§ **Exercise task**
Rewrite everything from the start of the records down to the line containing "The short driveshaft 32 is at (238, 274)." as a two-column CSV with the headers record and answer. Give one row per record, put each field in double quotes, and turn its line breaks into spaces.

§ **Task data**
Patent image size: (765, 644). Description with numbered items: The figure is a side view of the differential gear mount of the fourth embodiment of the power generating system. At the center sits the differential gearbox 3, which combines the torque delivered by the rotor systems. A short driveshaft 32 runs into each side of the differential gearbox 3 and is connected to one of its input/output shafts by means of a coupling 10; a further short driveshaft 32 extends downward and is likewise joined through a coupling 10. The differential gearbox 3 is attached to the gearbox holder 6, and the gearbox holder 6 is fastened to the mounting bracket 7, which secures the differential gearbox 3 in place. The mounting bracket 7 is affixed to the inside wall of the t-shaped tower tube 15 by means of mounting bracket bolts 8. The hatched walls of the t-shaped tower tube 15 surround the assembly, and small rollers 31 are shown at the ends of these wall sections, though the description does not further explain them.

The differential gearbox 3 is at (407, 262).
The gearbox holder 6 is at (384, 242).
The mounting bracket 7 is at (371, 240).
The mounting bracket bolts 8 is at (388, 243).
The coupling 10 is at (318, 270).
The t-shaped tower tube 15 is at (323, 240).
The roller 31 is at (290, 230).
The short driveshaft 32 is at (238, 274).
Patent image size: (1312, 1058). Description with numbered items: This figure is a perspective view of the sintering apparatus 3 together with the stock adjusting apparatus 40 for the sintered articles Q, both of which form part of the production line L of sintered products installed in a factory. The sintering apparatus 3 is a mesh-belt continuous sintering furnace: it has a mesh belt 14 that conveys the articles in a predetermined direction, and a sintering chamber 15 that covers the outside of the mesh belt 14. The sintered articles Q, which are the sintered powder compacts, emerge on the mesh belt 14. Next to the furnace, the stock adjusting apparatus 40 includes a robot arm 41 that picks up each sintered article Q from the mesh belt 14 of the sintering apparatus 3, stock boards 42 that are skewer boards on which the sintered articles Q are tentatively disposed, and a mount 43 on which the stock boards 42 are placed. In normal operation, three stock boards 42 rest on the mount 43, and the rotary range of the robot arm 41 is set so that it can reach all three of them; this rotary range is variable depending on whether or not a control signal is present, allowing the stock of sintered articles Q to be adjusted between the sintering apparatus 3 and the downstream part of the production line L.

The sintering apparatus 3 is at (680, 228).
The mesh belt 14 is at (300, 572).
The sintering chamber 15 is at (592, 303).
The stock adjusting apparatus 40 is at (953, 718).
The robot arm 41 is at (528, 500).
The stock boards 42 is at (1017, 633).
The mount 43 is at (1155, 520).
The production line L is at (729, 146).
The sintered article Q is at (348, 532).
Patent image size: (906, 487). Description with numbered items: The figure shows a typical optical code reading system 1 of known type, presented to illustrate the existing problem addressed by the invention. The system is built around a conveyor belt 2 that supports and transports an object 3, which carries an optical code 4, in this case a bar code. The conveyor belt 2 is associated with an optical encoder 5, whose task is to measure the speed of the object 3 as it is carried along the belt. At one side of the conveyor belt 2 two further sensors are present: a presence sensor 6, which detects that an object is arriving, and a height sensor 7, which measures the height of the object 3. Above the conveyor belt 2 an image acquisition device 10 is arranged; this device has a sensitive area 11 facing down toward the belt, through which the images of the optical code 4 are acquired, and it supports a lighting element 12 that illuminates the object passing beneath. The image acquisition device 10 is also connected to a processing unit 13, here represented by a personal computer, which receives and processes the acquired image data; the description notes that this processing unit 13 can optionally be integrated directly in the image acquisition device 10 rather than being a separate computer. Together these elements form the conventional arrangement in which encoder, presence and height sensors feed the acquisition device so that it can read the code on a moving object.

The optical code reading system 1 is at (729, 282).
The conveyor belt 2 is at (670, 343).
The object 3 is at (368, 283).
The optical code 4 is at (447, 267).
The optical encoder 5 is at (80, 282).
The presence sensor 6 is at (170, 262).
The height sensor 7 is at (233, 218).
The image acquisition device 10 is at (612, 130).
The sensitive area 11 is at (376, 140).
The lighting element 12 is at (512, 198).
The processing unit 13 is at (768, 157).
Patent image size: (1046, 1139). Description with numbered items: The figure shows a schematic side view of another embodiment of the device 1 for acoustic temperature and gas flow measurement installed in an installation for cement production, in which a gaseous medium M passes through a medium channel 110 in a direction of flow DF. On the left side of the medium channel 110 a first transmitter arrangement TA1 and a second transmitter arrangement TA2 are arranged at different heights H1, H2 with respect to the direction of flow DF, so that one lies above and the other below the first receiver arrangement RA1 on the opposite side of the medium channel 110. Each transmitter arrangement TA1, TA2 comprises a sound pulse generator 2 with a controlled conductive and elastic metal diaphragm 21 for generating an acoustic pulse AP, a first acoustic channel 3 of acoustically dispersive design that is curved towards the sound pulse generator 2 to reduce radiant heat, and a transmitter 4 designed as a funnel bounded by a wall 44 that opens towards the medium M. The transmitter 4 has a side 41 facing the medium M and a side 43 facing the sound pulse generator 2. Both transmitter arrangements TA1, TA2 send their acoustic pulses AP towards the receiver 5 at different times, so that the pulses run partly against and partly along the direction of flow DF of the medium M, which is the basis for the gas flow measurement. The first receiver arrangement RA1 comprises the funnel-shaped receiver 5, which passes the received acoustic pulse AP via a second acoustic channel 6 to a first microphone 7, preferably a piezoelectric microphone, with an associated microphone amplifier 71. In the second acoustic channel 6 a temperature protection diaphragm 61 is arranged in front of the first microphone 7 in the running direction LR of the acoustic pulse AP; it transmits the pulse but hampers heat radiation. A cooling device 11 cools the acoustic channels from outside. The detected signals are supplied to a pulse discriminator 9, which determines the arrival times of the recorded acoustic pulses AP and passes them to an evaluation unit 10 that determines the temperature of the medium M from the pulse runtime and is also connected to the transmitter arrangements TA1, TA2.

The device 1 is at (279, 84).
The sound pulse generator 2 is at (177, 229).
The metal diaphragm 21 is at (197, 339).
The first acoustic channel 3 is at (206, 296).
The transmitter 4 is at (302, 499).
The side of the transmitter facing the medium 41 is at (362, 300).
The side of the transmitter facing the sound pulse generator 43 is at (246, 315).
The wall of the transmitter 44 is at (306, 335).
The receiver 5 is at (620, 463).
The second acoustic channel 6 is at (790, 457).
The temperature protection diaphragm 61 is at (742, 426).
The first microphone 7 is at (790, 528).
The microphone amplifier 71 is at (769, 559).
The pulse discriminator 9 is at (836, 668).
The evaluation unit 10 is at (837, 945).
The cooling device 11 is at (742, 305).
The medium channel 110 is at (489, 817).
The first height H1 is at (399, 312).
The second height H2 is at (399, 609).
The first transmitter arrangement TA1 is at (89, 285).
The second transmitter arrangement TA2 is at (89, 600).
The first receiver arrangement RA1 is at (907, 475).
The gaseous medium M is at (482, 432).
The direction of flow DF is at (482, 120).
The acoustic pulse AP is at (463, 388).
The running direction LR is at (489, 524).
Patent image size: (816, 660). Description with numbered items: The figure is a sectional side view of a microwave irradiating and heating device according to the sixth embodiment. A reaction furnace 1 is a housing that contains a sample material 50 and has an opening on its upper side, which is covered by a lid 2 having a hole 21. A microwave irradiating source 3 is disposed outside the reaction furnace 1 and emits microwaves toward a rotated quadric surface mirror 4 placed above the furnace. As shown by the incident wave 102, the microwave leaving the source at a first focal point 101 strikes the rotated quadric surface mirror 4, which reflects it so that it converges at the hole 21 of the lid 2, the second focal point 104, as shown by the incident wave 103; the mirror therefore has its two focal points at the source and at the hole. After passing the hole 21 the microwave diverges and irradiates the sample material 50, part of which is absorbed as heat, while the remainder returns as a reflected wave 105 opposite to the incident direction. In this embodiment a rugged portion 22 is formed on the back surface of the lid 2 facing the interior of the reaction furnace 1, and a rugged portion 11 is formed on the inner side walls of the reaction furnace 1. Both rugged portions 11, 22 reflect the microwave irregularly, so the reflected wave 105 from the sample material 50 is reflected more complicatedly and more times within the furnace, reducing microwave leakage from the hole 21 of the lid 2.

§ **Solution for this exercise**
record,answer
"Patent image size: (765, 644). Description with numbered items: The figure is a side view of the differential gear mount of the fourth embodiment of the power generating system. At the center sits the differential gearbox 3, which combines the torque delivered by the rotor systems. A short driveshaft 32 runs into each side of the differential gearbox 3 and is connected to one of its input/output shafts by means of a coupling 10; a further short driveshaft 32 extends downward and is likewise joined through a coupling 10. The differential gearbox 3 is attached to the gearbox holder 6, and the gearbox holder 6 is fastened to the mounting bracket 7, which secures the differential gearbox 3 in place. The mounting bracket 7 is affixed to the inside wall of the t-shaped tower tube 15 by means of mounting bracket bolts 8. The hatched walls of the t-shaped tower tube 15 surround the assembly, and small rollers 31 are shown at the ends of these wall sections, though the description does not further explain them.","The differential gearbox 3 is at (407, 262). The gearbox holder 6 is at (384, 242). The mounting bracket 7 is at (371, 240). The mounting bracket bolts 8 is at (388, 243). The coupling 10 is at (318, 270). The t-shaped tower tube 15 is at (323, 240). The roller 31 is at (290, 230). The short driveshaft 32 is at (238, 274)."